Aim of the exercise: Search the records that follow and extract every line containing the string "grid".

Given records:
— START —
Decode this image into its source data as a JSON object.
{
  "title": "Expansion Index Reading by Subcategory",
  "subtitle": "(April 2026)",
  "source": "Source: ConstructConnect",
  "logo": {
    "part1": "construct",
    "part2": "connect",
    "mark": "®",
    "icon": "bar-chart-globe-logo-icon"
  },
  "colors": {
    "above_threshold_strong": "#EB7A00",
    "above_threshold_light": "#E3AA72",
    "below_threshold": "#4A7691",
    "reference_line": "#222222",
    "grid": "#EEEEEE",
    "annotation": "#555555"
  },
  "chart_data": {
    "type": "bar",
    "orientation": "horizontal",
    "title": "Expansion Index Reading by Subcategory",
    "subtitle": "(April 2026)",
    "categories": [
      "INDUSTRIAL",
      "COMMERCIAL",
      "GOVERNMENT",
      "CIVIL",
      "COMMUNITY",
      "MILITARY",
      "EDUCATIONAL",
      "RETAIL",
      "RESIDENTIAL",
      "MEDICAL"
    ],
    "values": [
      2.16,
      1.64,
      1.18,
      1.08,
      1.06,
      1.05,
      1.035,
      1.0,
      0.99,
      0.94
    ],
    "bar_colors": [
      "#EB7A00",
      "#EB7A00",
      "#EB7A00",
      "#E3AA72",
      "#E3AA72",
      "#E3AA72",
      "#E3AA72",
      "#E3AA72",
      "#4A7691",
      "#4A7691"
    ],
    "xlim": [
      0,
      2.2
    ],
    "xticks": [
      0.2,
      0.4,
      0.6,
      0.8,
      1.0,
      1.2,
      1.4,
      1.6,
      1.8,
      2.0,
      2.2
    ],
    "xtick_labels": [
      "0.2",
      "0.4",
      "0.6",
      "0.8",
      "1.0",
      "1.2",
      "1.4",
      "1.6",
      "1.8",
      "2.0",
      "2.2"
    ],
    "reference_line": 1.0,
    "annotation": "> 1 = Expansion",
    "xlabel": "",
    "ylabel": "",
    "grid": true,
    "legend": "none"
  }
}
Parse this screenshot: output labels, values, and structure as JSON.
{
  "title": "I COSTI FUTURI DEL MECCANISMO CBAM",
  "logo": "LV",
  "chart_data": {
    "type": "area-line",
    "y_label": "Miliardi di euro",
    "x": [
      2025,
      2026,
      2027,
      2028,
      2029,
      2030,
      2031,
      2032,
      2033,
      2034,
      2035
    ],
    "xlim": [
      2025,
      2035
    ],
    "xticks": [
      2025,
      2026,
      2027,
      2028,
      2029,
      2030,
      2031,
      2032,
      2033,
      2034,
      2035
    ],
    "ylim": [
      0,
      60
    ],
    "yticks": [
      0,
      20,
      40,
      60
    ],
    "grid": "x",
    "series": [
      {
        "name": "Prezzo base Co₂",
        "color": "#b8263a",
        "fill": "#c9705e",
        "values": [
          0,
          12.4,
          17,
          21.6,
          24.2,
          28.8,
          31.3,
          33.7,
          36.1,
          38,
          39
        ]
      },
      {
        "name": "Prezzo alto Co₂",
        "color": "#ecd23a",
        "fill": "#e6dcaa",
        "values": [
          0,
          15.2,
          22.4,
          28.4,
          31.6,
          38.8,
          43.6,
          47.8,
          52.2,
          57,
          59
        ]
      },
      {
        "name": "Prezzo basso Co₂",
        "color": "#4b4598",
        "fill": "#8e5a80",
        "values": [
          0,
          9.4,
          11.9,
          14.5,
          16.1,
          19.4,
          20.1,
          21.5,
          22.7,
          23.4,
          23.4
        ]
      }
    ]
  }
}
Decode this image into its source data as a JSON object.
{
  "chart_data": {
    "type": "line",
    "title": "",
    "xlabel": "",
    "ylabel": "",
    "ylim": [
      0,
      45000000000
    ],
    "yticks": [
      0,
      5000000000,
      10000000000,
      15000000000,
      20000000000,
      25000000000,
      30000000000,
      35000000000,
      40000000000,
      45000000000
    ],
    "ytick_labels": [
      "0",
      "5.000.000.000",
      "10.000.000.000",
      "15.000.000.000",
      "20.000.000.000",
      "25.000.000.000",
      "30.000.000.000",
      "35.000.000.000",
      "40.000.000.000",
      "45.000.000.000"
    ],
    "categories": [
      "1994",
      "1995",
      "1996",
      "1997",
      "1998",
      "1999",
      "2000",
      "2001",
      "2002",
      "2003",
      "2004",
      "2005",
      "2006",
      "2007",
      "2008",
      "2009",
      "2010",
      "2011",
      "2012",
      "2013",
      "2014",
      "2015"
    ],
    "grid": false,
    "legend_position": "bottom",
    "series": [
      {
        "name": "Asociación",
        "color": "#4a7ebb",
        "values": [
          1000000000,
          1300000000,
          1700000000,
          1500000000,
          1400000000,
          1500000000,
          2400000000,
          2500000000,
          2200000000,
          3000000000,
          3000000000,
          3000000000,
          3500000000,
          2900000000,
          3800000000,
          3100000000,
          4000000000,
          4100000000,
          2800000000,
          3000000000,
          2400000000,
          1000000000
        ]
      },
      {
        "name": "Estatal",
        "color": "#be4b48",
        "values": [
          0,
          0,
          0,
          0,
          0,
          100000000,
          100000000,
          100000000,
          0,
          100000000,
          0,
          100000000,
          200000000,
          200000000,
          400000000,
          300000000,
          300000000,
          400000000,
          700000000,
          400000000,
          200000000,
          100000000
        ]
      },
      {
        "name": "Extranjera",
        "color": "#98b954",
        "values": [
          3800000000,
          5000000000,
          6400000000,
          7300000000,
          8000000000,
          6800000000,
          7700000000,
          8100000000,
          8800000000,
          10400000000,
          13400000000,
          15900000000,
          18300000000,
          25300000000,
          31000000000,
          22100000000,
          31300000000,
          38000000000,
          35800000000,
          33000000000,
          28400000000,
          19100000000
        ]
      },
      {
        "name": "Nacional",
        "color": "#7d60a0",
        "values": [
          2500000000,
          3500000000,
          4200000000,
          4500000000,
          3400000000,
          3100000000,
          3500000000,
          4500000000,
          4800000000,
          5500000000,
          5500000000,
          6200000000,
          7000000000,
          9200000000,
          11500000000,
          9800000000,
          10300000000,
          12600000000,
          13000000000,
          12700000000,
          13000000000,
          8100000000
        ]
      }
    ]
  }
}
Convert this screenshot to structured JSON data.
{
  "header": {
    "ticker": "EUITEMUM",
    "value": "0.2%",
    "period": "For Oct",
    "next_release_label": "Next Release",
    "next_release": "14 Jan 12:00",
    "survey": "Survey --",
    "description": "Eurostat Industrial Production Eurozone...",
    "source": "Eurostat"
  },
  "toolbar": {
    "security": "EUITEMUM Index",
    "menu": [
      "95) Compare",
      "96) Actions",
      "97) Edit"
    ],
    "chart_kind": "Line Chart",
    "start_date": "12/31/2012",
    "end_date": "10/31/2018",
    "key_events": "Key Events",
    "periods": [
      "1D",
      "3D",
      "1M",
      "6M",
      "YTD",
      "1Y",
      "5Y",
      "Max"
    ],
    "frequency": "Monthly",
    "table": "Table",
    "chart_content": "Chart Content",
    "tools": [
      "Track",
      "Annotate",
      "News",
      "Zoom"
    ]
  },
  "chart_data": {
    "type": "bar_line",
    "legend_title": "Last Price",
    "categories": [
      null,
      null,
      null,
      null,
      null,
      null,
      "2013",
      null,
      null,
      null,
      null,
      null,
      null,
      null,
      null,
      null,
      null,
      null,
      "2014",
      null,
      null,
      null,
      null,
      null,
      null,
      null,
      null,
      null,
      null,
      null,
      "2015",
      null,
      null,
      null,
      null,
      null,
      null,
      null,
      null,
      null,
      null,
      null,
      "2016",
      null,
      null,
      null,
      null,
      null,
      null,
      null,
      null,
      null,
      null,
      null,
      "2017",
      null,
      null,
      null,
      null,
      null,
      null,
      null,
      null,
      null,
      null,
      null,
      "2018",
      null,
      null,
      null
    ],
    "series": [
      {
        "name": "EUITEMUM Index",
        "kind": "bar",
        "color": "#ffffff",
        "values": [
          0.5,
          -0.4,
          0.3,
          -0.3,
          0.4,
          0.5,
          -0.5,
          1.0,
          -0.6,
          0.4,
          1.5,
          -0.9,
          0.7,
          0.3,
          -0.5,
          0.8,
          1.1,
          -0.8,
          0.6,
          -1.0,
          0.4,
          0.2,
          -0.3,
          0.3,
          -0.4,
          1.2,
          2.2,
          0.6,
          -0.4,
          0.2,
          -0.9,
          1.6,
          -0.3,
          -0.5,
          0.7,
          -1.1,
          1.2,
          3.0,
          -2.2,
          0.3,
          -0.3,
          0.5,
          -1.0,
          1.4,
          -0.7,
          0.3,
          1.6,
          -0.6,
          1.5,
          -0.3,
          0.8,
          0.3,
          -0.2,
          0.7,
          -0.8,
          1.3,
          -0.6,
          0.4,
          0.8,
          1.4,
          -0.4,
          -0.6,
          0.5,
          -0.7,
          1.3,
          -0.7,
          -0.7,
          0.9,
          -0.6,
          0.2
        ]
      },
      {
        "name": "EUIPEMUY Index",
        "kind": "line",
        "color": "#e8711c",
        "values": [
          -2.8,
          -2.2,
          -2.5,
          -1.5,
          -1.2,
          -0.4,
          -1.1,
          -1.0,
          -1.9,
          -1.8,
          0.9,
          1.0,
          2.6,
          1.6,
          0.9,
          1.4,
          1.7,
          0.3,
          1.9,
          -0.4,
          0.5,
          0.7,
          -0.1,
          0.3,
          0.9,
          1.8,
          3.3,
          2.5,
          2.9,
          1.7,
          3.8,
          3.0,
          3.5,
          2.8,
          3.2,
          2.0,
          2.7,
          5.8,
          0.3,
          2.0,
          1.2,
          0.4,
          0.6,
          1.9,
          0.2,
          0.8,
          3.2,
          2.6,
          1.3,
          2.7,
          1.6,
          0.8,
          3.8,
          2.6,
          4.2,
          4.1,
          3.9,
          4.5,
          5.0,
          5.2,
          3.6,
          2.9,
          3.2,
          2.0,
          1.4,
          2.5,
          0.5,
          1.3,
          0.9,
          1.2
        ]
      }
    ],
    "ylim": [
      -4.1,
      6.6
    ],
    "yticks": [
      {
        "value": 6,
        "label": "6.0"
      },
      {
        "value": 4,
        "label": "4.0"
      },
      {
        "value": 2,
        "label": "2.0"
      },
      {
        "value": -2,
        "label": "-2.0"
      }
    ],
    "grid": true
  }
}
— END —
Solved problem:
    "grid": "#EEEEEE",
    "grid": true,
    "grid": "x",
    "grid": false,
    "grid": true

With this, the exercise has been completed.